Exercise task: Reproduce all of the material exactly as shown.

begin

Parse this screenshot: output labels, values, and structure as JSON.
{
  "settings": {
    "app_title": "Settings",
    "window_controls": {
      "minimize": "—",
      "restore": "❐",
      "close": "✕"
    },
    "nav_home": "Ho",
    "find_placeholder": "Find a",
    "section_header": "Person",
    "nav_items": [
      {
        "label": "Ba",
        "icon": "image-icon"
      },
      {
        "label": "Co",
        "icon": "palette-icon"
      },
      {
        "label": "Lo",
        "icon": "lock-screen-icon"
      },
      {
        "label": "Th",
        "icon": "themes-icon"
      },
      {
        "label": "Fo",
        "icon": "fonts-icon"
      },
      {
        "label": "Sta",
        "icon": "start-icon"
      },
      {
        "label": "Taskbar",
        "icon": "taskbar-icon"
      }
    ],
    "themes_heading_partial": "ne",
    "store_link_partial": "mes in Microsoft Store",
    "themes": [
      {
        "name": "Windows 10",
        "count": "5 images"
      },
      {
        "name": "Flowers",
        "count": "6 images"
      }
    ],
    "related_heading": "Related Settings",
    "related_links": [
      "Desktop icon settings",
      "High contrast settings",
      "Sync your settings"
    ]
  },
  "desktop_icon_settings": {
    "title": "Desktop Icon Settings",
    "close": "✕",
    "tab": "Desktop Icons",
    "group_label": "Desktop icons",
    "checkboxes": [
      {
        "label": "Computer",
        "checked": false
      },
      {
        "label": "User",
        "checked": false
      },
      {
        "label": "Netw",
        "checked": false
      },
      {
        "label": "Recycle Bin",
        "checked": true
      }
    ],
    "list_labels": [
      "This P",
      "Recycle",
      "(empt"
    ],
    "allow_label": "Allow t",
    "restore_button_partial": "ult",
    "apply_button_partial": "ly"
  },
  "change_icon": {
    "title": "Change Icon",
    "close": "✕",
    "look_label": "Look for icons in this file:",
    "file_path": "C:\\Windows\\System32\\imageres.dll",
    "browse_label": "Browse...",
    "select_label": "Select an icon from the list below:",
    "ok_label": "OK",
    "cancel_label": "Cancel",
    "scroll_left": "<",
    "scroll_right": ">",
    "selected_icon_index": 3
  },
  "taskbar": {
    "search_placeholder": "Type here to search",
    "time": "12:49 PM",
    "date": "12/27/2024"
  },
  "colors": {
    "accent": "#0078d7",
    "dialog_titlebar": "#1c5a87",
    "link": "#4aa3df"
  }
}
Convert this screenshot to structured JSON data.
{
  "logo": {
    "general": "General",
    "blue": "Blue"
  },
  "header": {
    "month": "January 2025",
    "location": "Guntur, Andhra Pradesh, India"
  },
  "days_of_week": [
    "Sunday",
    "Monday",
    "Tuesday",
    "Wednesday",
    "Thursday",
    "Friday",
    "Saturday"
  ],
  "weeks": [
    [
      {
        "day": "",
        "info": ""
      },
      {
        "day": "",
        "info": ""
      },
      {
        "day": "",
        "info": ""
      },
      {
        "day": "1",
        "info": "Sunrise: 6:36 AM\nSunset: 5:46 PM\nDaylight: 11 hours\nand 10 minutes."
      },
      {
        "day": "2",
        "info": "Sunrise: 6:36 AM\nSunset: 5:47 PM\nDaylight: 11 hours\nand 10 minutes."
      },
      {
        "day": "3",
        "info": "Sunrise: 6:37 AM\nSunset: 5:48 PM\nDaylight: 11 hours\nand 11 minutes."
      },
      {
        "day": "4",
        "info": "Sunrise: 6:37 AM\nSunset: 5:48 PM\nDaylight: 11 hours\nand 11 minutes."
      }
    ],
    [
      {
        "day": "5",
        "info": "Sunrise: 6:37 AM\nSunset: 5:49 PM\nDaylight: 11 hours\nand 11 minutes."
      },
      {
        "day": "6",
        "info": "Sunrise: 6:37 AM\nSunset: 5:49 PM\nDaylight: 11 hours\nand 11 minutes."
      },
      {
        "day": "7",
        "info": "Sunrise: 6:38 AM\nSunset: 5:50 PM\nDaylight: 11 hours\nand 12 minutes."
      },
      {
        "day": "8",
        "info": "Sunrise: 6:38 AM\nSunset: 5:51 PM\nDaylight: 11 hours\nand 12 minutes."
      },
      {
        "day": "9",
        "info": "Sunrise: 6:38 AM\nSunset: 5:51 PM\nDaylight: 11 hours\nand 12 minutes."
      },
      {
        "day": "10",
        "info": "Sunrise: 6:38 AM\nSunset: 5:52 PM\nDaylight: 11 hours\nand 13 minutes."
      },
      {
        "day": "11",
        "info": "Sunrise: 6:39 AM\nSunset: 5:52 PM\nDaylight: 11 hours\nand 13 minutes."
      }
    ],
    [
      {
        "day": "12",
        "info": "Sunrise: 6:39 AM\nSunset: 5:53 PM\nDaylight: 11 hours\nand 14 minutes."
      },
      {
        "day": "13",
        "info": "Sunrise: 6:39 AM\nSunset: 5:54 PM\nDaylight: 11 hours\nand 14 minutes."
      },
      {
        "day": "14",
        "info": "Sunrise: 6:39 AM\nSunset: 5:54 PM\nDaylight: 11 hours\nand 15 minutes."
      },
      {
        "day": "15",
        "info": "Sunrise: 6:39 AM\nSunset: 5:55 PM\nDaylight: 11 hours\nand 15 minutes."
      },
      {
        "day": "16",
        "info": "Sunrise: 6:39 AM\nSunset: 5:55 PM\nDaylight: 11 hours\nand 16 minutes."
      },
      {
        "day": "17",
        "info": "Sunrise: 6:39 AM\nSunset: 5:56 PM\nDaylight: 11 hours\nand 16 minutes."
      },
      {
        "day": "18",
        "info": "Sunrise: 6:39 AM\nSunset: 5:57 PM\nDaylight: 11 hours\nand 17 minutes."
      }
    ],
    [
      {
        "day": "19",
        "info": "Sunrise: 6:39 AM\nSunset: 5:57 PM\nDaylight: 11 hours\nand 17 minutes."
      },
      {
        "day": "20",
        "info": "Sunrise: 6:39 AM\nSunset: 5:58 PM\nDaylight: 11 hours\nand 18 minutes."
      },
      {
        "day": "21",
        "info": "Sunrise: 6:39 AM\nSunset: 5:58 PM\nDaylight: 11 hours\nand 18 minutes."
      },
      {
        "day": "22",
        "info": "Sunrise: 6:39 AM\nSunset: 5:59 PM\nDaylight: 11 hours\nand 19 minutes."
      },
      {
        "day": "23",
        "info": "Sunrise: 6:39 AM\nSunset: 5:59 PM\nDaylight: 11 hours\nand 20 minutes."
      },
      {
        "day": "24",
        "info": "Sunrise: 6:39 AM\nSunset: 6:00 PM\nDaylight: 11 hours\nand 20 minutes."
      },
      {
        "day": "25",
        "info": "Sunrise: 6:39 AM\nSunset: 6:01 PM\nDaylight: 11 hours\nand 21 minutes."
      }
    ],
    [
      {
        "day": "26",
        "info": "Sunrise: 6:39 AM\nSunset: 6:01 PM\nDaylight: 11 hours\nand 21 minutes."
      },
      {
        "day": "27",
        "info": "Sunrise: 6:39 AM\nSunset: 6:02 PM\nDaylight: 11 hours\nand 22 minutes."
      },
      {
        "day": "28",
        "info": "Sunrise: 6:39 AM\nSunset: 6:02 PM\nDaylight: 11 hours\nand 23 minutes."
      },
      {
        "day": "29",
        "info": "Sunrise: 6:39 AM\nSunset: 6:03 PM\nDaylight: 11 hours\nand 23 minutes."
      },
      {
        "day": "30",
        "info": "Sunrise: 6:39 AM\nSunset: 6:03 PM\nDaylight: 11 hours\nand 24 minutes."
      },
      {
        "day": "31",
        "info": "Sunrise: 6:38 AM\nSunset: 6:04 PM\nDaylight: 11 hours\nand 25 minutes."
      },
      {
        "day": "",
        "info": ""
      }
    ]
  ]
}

end

Reply to the exercise:
Parse this screenshot: output labels, values, and structure as JSON.
{
  "settings": {
    "app_title": "Settings",
    "window_controls": {
      "minimize": "—",
      "restore": "❐",
      "close": "✕"
    },
    "nav_home": "Ho",
    "find_placeholder": "Find a",
    "section_header": "Person",
    "nav_items": [
      {
        "label": "Ba",
        "icon": "image-icon"
      },
      {
        "label": "Co",
        "icon": "palette-icon"
      },
      {
        "label": "Lo",
        "icon": "lock-screen-icon"
      },
      {
        "label": "Th",
        "icon": "themes-icon"
      },
      {
        "label": "Fo",
        "icon": "fonts-icon"
      },
      {
        "label": "Sta",
        "icon": "start-icon"
      },
      {
        "label": "Taskbar",
        "icon": "taskbar-icon"
      }
    ],
    "themes_heading_partial": "ne",
    "store_link_partial": "mes in Microsoft Store",
    "themes": [
      {
        "name": "Windows 10",
        "count": "5 images"
      },
      {
        "name": "Flowers",
        "count": "6 images"
      }
    ],
    "related_heading": "Related Settings",
    "related_links": [
      "Desktop icon settings",
      "High contrast settings",
      "Sync your settings"
    ]
  },
  "desktop_icon_settings": {
    "title": "Desktop Icon Settings",
    "close": "✕",
    "tab": "Desktop Icons",
    "group_label": "Desktop icons",
    "checkboxes": [
      {
        "label": "Computer",
        "checked": false
      },
      {
        "label": "User",
        "checked": false
      },
      {
        "label": "Netw",
        "checked": false
      },
      {
        "label": "Recycle Bin",
        "checked": true
      }
    ],
    "list_labels": [
      "This P",
      "Recycle",
      "(empt"
    ],
    "allow_label": "Allow t",
    "restore_button_partial": "ult",
    "apply_button_partial": "ly"
  },
  "change_icon": {
    "title": "Change Icon",
    "close": "✕",
    "look_label": "Look for icons in this file:",
    "file_path": "C:\\Windows\\System32\\imageres.dll",
    "browse_label": "Browse...",
    "select_label": "Select an icon from the list below:",
    "ok_label": "OK",
    "cancel_label": "Cancel",
    "scroll_left": "<",
    "scroll_right": ">",
    "selected_icon_index": 3
  },
  "taskbar": {
    "search_placeholder": "Type here to search",
    "time": "12:49 PM",
    "date": "12/27/2024"
  },
  "colors": {
    "accent": "#0078d7",
    "dialog_titlebar": "#1c5a87",
    "link": "#4aa3df"
  }
}
Convert this screenshot to structured JSON data.
{
  "logo": {
    "general": "General",
    "blue": "Blue"
  },
  "header": {
    "month": "January 2025",
    "location": "Guntur, Andhra Pradesh, India"
  },
  "days_of_week": [
    "Sunday",
    "Monday",
    "Tuesday",
    "Wednesday",
    "Thursday",
    "Friday",
    "Saturday"
  ],
  "weeks": [
    [
      {
        "day": "",
        "info": ""
      },
      {
        "day": "",
        "info": ""
      },
      {
        "day": "",
        "info": ""
      },
      {
        "day": "1",
        "info": "Sunrise: 6:36 AM\nSunset: 5:46 PM\nDaylight: 11 hours\nand 10 minutes."
      },
      {
        "day": "2",
        "info": "Sunrise: 6:36 AM\nSunset: 5:47 PM\nDaylight: 11 hours\nand 10 minutes."
      },
      {
        "day": "3",
        "info": "Sunrise: 6:37 AM\nSunset: 5:48 PM\nDaylight: 11 hours\nand 11 minutes."
      },
      {
        "day": "4",
        "info": "Sunrise: 6:37 AM\nSunset: 5:48 PM\nDaylight: 11 hours\nand 11 minutes."
      }
    ],
    [
      {
        "day": "5",
        "info": "Sunrise: 6:37 AM\nSunset: 5:49 PM\nDaylight: 11 hours\nand 11 minutes."
      },
      {
        "day": "6",
        "info": "Sunrise: 6:37 AM\nSunset: 5:49 PM\nDaylight: 11 hours\nand 11 minutes."
      },
      {
        "day": "7",
        "info": "Sunrise: 6:38 AM\nSunset: 5:50 PM\nDaylight: 11 hours\nand 12 minutes."
      },
      {
        "day": "8",
        "info": "Sunrise: 6:38 AM\nSunset: 5:51 PM\nDaylight: 11 hours\nand 12 minutes."
      },
      {
        "day": "9",
        "info": "Sunrise: 6:38 AM\nSunset: 5:51 PM\nDaylight: 11 hours\nand 12 minutes."
      },
      {
        "day": "10",
        "info": "Sunrise: 6:38 AM\nSunset: 5:52 PM\nDaylight: 11 hours\nand 13 minutes."
      },
      {
        "day": "11",
        "info": "Sunrise: 6:39 AM\nSunset: 5:52 PM\nDaylight: 11 hours\nand 13 minutes."
      }
    ],
    [
      {
        "day": "12",
        "info": "Sunrise: 6:39 AM\nSunset: 5:53 PM\nDaylight: 11 hours\nand 14 minutes."
      },
      {
        "day": "13",
        "info": "Sunrise: 6:39 AM\nSunset: 5:54 PM\nDaylight: 11 hours\nand 14 minutes."
      },
      {
        "day": "14",
        "info": "Sunrise: 6:39 AM\nSunset: 5:54 PM\nDaylight: 11 hours\nand 15 minutes."
      },
      {
        "day": "15",
        "info": "Sunrise: 6:39 AM\nSunset: 5:55 PM\nDaylight: 11 hours\nand 15 minutes."
      },
      {
        "day": "16",
        "info": "Sunrise: 6:39 AM\nSunset: 5:55 PM\nDaylight: 11 hours\nand 16 minutes."
      },
      {
        "day": "17",
        "info": "Sunrise: 6:39 AM\nSunset: 5:56 PM\nDaylight: 11 hours\nand 16 minutes."
      },
      {
        "day": "18",
        "info": "Sunrise: 6:39 AM\nSunset: 5:57 PM\nDaylight: 11 hours\nand 17 minutes."
      }
    ],
    [
      {
        "day": "19",
        "info": "Sunrise: 6:39 AM\nSunset: 5:57 PM\nDaylight: 11 hours\nand 17 minutes."
      },
      {
        "day": "20",
        "info": "Sunrise: 6:39 AM\nSunset: 5:58 PM\nDaylight: 11 hours\nand 18 minutes."
      },
      {
        "day": "21",
        "info": "Sunrise: 6:39 AM\nSunset: 5:58 PM\nDaylight: 11 hours\nand 18 minutes."
      },
      {
        "day": "22",
        "info": "Sunrise: 6:39 AM\nSunset: 5:59 PM\nDaylight: 11 hours\nand 19 minutes."
      },
      {
        "day": "23",
        "info": "Sunrise: 6:39 AM\nSunset: 5:59 PM\nDaylight: 11 hours\nand 20 minutes."
      },
      {
        "day": "24",
        "info": "Sunrise: 6:39 AM\nSunset: 6:00 PM\nDaylight: 11 hours\nand 20 minutes."
      },
      {
        "day": "25",
        "info": "Sunrise: 6:39 AM\nSunset: 6:01 PM\nDaylight: 11 hours\nand 21 minutes."
      }
    ],
    [
      {
        "day": "26",
        "info": "Sunrise: 6:39 AM\nSunset: 6:01 PM\nDaylight: 11 hours\nand 21 minutes."
      },
      {
        "day": "27",
        "info": "Sunrise: 6:39 AM\nSunset: 6:02 PM\nDaylight: 11 hours\nand 22 minutes."
      },
      {
        "day": "28",
        "info": "Sunrise: 6:39 AM\nSunset: 6:02 PM\nDaylight: 11 hours\nand 23 minutes."
      },
      {
        "day": "29",
        "info": "Sunrise: 6:39 AM\nSunset: 6:03 PM\nDaylight: 11 hours\nand 23 minutes."
      },
      {
        "day": "30",
        "info": "Sunrise: 6:39 AM\nSunset: 6:03 PM\nDaylight: 11 hours\nand 24 minutes."
      },
      {
        "day": "31",
        "info": "Sunrise: 6:38 AM\nSunset: 6:04 PM\nDaylight: 11 hours\nand 25 minutes."
      },
      {
        "day": "",
        "info": ""
      }
    ]
  ]
}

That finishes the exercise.